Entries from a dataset
+++
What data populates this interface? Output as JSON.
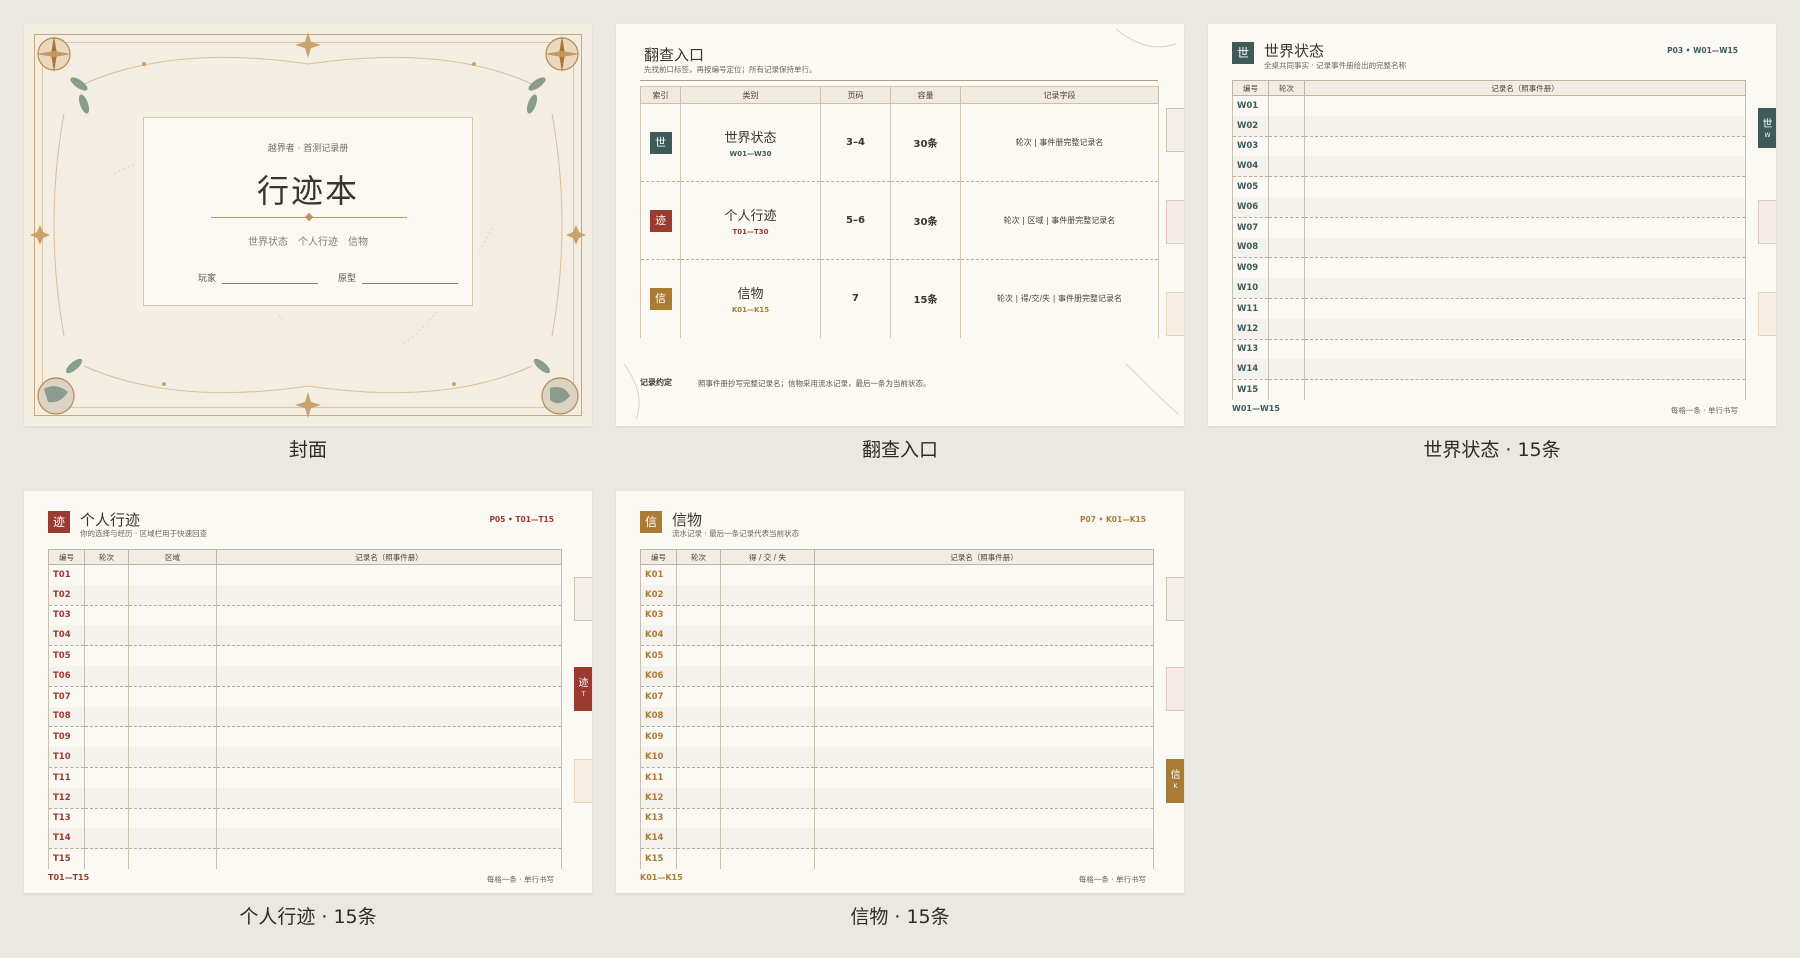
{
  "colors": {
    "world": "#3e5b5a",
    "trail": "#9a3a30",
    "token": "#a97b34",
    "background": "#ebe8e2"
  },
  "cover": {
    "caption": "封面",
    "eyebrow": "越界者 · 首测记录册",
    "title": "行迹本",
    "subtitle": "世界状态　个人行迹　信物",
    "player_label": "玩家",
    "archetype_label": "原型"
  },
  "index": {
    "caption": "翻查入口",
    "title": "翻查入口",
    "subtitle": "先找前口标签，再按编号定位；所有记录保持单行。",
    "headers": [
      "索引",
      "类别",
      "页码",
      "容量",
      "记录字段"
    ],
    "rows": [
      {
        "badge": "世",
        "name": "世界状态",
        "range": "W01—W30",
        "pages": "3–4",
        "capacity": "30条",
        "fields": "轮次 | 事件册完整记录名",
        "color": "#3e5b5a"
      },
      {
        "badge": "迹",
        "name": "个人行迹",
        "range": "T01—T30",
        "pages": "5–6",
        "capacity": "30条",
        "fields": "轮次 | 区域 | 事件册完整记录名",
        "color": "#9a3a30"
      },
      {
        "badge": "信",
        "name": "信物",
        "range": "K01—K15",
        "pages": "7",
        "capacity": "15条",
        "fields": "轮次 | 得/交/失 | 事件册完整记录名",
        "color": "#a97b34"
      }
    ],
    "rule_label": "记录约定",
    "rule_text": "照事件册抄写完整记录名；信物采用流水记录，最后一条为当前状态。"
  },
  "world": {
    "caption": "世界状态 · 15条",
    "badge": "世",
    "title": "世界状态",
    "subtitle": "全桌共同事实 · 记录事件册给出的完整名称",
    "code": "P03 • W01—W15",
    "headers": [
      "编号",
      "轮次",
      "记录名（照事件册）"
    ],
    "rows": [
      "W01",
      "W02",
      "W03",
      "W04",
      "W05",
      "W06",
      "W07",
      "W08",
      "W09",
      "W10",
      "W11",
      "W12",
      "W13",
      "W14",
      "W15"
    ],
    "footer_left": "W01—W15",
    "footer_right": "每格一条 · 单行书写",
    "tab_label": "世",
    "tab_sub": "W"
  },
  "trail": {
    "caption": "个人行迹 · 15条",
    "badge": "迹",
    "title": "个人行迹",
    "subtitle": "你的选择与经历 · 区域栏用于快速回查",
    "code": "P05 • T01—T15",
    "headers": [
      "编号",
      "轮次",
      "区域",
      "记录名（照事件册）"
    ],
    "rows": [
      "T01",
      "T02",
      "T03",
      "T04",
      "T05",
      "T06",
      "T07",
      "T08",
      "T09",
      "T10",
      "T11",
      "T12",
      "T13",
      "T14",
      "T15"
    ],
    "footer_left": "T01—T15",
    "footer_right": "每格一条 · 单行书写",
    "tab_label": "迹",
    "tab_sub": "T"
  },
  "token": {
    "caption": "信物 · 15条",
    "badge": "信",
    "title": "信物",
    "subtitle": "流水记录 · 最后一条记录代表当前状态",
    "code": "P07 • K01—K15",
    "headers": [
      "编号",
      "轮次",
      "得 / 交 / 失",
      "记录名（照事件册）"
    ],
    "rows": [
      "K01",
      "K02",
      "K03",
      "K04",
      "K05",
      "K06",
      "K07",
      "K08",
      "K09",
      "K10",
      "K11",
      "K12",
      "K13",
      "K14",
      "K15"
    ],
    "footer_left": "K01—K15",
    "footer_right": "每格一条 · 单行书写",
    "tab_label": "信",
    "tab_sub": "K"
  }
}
+++
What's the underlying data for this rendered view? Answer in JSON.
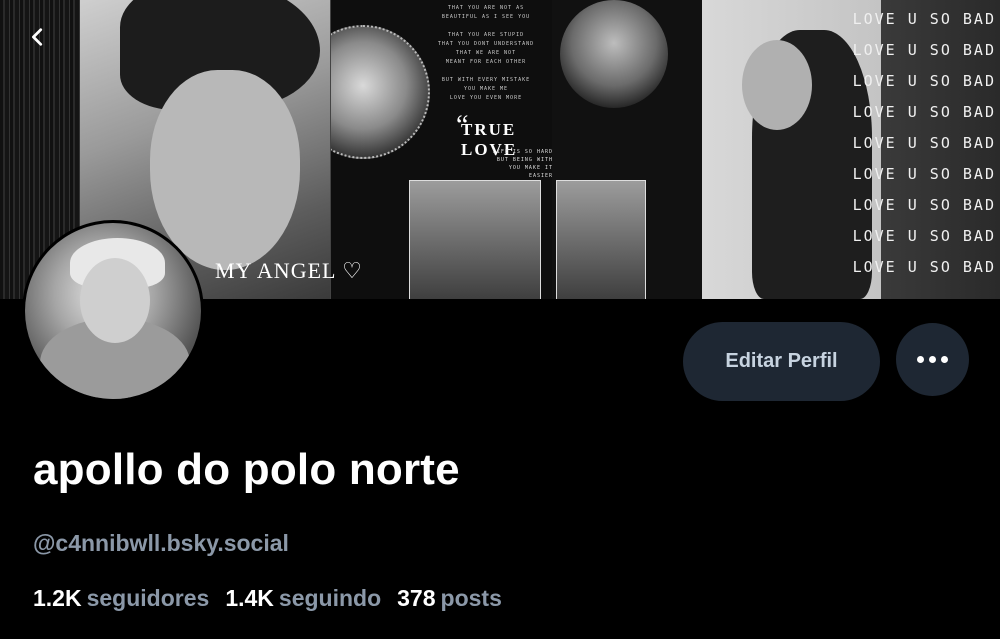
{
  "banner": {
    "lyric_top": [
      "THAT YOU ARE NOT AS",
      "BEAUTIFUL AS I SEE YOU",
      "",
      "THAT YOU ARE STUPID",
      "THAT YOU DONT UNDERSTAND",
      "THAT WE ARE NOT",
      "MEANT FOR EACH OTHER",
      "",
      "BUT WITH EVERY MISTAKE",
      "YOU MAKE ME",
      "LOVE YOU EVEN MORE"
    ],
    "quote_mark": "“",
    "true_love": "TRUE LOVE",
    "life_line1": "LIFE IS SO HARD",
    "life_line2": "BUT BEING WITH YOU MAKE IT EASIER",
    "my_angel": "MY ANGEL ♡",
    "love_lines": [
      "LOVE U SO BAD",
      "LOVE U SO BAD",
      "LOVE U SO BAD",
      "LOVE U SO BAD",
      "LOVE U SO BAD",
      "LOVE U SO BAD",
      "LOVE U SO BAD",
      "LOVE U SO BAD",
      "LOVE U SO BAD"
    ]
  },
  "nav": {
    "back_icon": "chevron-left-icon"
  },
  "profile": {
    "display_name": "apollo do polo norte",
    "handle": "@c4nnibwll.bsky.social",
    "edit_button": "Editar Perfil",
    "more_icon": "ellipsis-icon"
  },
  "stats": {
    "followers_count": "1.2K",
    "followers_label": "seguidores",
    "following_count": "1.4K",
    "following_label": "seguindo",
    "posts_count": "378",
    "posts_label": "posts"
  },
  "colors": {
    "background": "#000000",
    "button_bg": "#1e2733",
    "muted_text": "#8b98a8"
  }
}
+++
GIVEN TASK: In the records, locate each line holding the string "What" and copy it.

RESPONSE TO THIS EXERCISE:
What data populates this interface? Output as JSON.
What's the underlying data for this rendered view? Answer in JSON.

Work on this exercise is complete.